[BEGIN EXCERPTED TEXT]

The "little folk" rise up against Saruman's Ruffians. |
The hobbit-folk had previously enjoyed a
society largely free of the affliction called “government.” Frodo and his
friends were mortified to encounter a regimented dystopia in which the shire-riffs
–who had been peripheral under the old order – were enforcing an ever-growing
list of rules handed down by an unseen “Chief.” The shire-riffs themselves
weren’t intimidating, but behind them lurked a band of “Ruffians” who looked
upon the inhabitants of the Shire with disdain and were prepared to inflict
mortal harm on anybody who resisted the Chief’s decrees.
Farms and homes, once self-sufficient, had been ravaged by
officials called “Gatherers” and “Sharers,” although the bounty that was gathered
in the Chief’s name was never shared with the populace. The verdant
countryside, which once thrived under the husbandry of private landowners, had
been despoiled by those acting on the “authority” of the new government. Any
residents of the Shire who resisted that “authority” were hauled away to “lockholes.”
Furious over what had been done to their home and steeled by
their experience in battle, Frodo and his companions sounded the tocsin and
organized the Hobbit-folk to “scour the Shire.” This meant driving the Ruffians
and their adherents from the land, including any shire-riffs who remained loyal
to the usurpers. Frodo gave strict instructions to avoid bloodshed where
possible. The Chief – as it happens, Saruman in disguise – would not relinquish
power without extracting a price in blood.
The “scouring,” as
portrayed by Tolkien in “Return of the King,” is distant kindred to Homer’s account
of Odysseus dealing with the
interlopers who had plundered his home and sought to seize control of Ithaca
during his lengthy absence. “I will not stay my hand till I have paid all of
you in full,” Odysseus told the men who had sought to steal everything he
cherished, including Penelope. “You must fight, or flee for your lives.”

[END EXCERPTED TEXT]
[BEGIN RECORDED INFORMATION]

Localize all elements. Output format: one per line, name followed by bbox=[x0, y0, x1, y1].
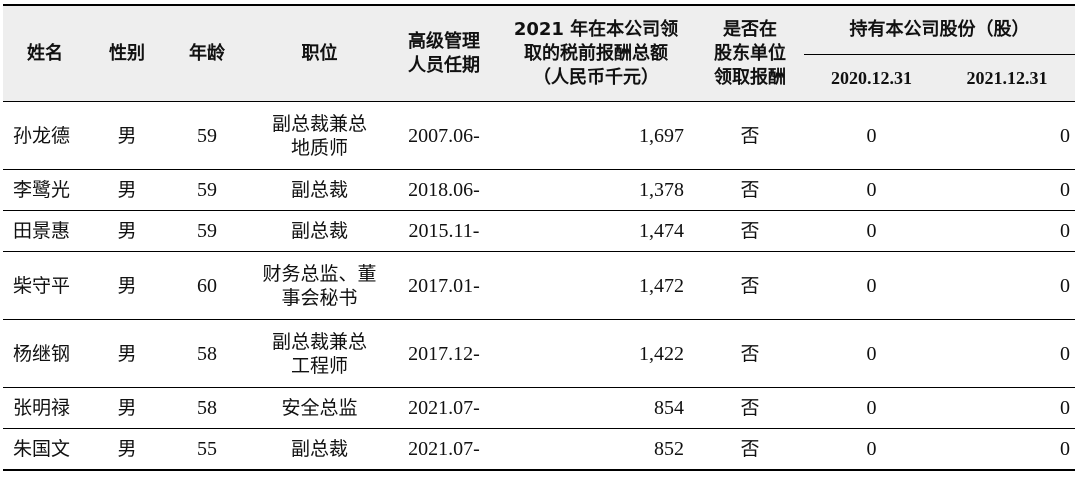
cell-position: 安全总监 bbox=[247, 387, 392, 429]
cell-name: 张明禄 bbox=[3, 387, 87, 429]
cell-s2021: 0 bbox=[939, 169, 1075, 211]
cell-position: 副总裁 bbox=[247, 169, 392, 211]
cell-name: 柴守平 bbox=[3, 251, 87, 320]
cell-s2020: 0 bbox=[804, 319, 939, 388]
cell-name: 田景惠 bbox=[3, 210, 87, 252]
cell-position: 财务总监、董 事会秘书 bbox=[247, 251, 392, 320]
cell-name: 孙龙德 bbox=[3, 101, 87, 170]
cell-tenure: 2018.06- bbox=[392, 169, 496, 211]
header-paid-by-shareholder: 是否在 股东单位 领取报酬 bbox=[696, 4, 804, 102]
cell-gender: 男 bbox=[87, 101, 167, 170]
cell-tenure: 2017.01- bbox=[392, 251, 496, 320]
cell-paid: 否 bbox=[696, 387, 804, 429]
cell-s2021: 0 bbox=[939, 319, 1075, 388]
header-shares-2020: 2020.12.31 bbox=[804, 54, 939, 102]
cell-age: 55 bbox=[167, 428, 247, 471]
cell-s2020: 0 bbox=[804, 251, 939, 320]
cell-age: 59 bbox=[167, 169, 247, 211]
cell-position: 副总裁兼总 工程师 bbox=[247, 319, 392, 388]
cell-compensation: 1,472 bbox=[496, 251, 696, 320]
cell-paid: 否 bbox=[696, 319, 804, 388]
cell-gender: 男 bbox=[87, 210, 167, 252]
header-position: 职位 bbox=[247, 4, 392, 102]
cell-tenure: 2007.06- bbox=[392, 101, 496, 170]
header-gender: 性别 bbox=[87, 4, 167, 102]
header-shares-2021: 2021.12.31 bbox=[939, 54, 1075, 102]
header-compensation: 2021 年在本公司领 取的税前报酬总额 （人民币千元） bbox=[496, 4, 696, 102]
table-row: 朱国文男 55 副总裁 2021.07- 852 否 0 0 bbox=[3, 428, 1075, 471]
cell-s2020: 0 bbox=[804, 101, 939, 170]
table-body: 孙龙德男 59 副总裁兼总 地质师 2007.06- 1,697 否 0 0 李鹭光男 59 副总裁… bbox=[3, 101, 1075, 471]
cell-tenure: 2021.07- bbox=[392, 387, 496, 429]
cell-paid: 否 bbox=[696, 169, 804, 211]
cell-age: 58 bbox=[167, 387, 247, 429]
cell-compensation: 1,474 bbox=[496, 210, 696, 252]
header-age: 年龄 bbox=[167, 4, 247, 102]
cell-s2021: 0 bbox=[939, 387, 1075, 429]
cell-age: 59 bbox=[167, 101, 247, 170]
table-row: 张明禄男 58 安全总监 2021.07- 854 否 0 0 bbox=[3, 387, 1075, 429]
header-shares-group: 持有本公司股份（股） bbox=[804, 4, 1075, 55]
cell-name: 杨继钢 bbox=[3, 319, 87, 388]
cell-age: 60 bbox=[167, 251, 247, 320]
table-row: 柴守平男 60 财务总监、董 事会秘书 2017.01- 1,472 否 0 0 bbox=[3, 251, 1075, 320]
cell-compensation: 852 bbox=[496, 428, 696, 471]
cell-gender: 男 bbox=[87, 387, 167, 429]
cell-name: 李鹭光 bbox=[3, 169, 87, 211]
table-row: 孙龙德男 59 副总裁兼总 地质师 2007.06- 1,697 否 0 0 bbox=[3, 101, 1075, 170]
cell-s2021: 0 bbox=[939, 251, 1075, 320]
table-row: 杨继钢男 58 副总裁兼总 工程师 2017.12- 1,422 否 0 0 bbox=[3, 319, 1075, 388]
cell-position: 副总裁 bbox=[247, 428, 392, 471]
cell-s2021: 0 bbox=[939, 428, 1075, 471]
cell-paid: 否 bbox=[696, 428, 804, 471]
cell-compensation: 1,422 bbox=[496, 319, 696, 388]
cell-s2020: 0 bbox=[804, 169, 939, 211]
cell-name: 朱国文 bbox=[3, 428, 87, 471]
cell-age: 58 bbox=[167, 319, 247, 388]
cell-tenure: 2017.12- bbox=[392, 319, 496, 388]
cell-gender: 男 bbox=[87, 319, 167, 388]
cell-compensation: 1,378 bbox=[496, 169, 696, 211]
cell-tenure: 2021.07- bbox=[392, 428, 496, 471]
cell-gender: 男 bbox=[87, 428, 167, 471]
table-header: 姓名 性别 年龄 职位 高级管理 人员任期 2021 年在本公司领 取的税前报酬… bbox=[3, 4, 1075, 102]
cell-position: 副总裁兼总 地质师 bbox=[247, 101, 392, 170]
cell-tenure: 2015.11- bbox=[392, 210, 496, 252]
cell-s2020: 0 bbox=[804, 210, 939, 252]
table-row: 田景惠男 59 副总裁 2015.11- 1,474 否 0 0 bbox=[3, 210, 1075, 252]
header-tenure: 高级管理 人员任期 bbox=[392, 4, 496, 102]
cell-gender: 男 bbox=[87, 169, 167, 211]
cell-paid: 否 bbox=[696, 101, 804, 170]
cell-gender: 男 bbox=[87, 251, 167, 320]
table-row: 李鹭光男 59 副总裁 2018.06- 1,378 否 0 0 bbox=[3, 169, 1075, 211]
cell-s2020: 0 bbox=[804, 387, 939, 429]
cell-s2021: 0 bbox=[939, 101, 1075, 170]
header-name: 姓名 bbox=[3, 4, 87, 102]
cell-position: 副总裁 bbox=[247, 210, 392, 252]
cell-s2020: 0 bbox=[804, 428, 939, 471]
cell-age: 59 bbox=[167, 210, 247, 252]
cell-compensation: 1,697 bbox=[496, 101, 696, 170]
cell-s2021: 0 bbox=[939, 210, 1075, 252]
cell-paid: 否 bbox=[696, 210, 804, 252]
cell-paid: 否 bbox=[696, 251, 804, 320]
executive-compensation-table: 姓名 性别 年龄 职位 高级管理 人员任期 2021 年在本公司领 取的税前报酬… bbox=[3, 4, 1075, 471]
cell-compensation: 854 bbox=[496, 387, 696, 429]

[END RECORDED INFORMATION]

# THE EXERCISE:
Carry on the text about the scouring of the Shire, picking up right after its last sentence. The rows come from a different source than the text about the scouring of the Shire.

# RESPONSE FOR THIS EXERCISE:
In dealing with the shire-riffs – or, to use the more
familiar term, sheriffs – who had become oppressors, Frodo and his friends were
more merciful than Odysseus and Telemachus had been. As Sauron had expected,
many of those who had been public servants found it intoxicating to exercise
power over the “little folk.” Others, disgusted by what they had become, threw
away their badges of authority and were welcomed into the righteous rebellion
against the Chief and his enforcers.
“What can I do? You know I went for a shire-riff seven years
ago, before any of this began,” lamented Robin, one of the officers, as the
rebellion coalesced. “It gave me the chance to be walking around the country,
and seeing folk, and hearing the news, and knowing where the good beer was --but
now it’s different.” He and the others had once been servants of the Shire; now
they were law enforcers in the service of the clique that had seized control of
it.
Whatever else may be said about Sheriff Glenn Palmer of Oregon’s
Grant County, he appears to be the kind of man who would find himself on
the right side of the “scouring.” That section of eastern Oregon strongly
resembles Tolkien’s Shire, both in terms of its scenic quality and the
Sauron-grade misery inflicted on it by the Federal Government.
Glenn Palmer, an Air Force veteran, has made a career in law
enforcement, which is both a moral liability and a cause for concern. In
defiance of reasonable expectations, however, he describes his role as that of a
servant, rather than an overseer.
“I am not a government employee,” Palmer insists. “I am a
public servant – I serve the people who elected me.”
It’s quite likely that Palmer, like Robin and the other
Shire-riffs from Tolkien’s parable, chose a law enforcement career out of
relatively benign motives, only to find the nature of that occupation being
redefined by those who presume to rule us.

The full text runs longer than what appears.